§ YOUR OBJECTIVE
Your answer should be a single number: the count of lines that hold the word "this".

** Start of DATA EXCERPTS **

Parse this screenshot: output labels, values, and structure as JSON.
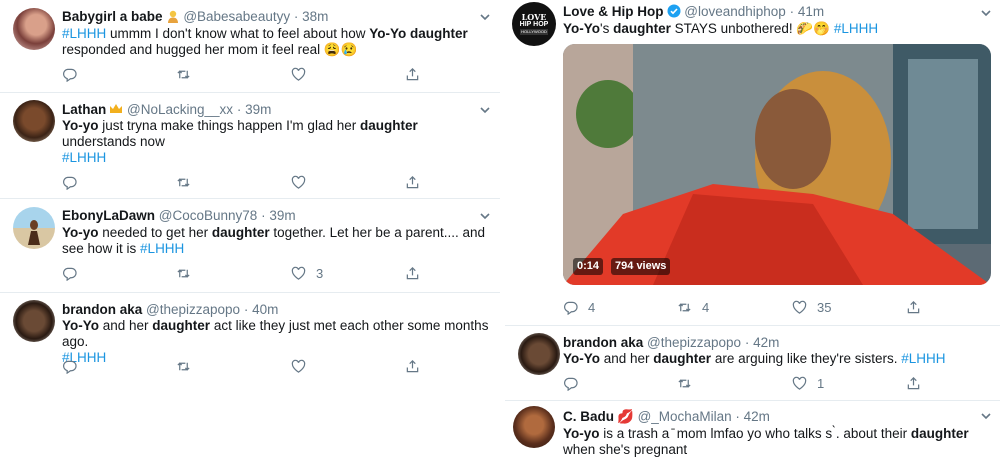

** End of DATA EXCERPTS **
** Start of DATA EXCERPTS **

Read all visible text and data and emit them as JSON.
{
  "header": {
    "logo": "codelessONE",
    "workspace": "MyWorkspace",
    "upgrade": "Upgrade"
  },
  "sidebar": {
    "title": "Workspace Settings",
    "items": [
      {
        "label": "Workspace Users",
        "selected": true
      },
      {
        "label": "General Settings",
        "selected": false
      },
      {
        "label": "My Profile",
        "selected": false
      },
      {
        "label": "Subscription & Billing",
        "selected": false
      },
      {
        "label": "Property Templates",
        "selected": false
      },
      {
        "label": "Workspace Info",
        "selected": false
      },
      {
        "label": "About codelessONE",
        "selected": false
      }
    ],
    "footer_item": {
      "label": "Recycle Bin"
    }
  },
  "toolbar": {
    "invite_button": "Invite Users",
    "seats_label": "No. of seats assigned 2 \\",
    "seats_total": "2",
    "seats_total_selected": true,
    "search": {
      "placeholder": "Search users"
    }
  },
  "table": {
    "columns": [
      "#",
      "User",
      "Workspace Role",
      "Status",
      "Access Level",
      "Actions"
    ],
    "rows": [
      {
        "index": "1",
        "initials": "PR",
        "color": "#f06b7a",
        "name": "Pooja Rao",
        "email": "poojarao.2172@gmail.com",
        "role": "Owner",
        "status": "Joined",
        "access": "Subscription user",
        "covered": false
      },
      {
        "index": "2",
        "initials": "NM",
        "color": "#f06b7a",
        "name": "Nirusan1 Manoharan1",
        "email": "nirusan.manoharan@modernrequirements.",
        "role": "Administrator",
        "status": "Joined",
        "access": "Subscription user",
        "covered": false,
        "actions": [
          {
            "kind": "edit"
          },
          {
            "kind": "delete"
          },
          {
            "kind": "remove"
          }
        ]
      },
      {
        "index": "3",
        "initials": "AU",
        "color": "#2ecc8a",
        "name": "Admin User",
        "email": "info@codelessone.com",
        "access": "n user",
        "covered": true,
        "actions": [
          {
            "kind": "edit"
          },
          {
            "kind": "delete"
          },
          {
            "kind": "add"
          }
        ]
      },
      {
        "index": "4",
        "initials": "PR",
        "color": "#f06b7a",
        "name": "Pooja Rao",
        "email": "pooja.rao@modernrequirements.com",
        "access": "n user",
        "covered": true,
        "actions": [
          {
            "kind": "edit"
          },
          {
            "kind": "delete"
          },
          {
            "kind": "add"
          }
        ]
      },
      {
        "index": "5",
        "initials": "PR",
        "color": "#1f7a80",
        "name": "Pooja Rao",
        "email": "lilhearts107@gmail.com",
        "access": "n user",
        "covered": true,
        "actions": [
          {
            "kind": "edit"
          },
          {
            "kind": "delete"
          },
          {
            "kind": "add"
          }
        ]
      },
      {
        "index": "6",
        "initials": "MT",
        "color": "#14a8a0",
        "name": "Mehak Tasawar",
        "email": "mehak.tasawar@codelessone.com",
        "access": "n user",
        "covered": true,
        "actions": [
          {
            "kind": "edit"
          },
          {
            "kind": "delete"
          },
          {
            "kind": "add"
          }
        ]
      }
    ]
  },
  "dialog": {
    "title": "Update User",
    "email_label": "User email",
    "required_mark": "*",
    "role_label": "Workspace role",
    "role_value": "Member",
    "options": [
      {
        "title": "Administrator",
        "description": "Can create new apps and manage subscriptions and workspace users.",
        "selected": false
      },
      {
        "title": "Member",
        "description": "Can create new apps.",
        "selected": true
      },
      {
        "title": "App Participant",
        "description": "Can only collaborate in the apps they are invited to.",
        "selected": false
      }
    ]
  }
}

** End of DATA EXCERPTS **
** Start of DATA EXCERPTS **

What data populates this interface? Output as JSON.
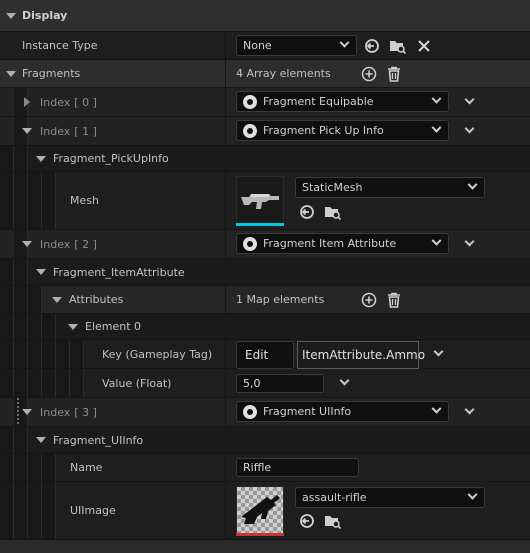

** End of DATA EXCERPTS **

§ EXERCISE ANSWER
2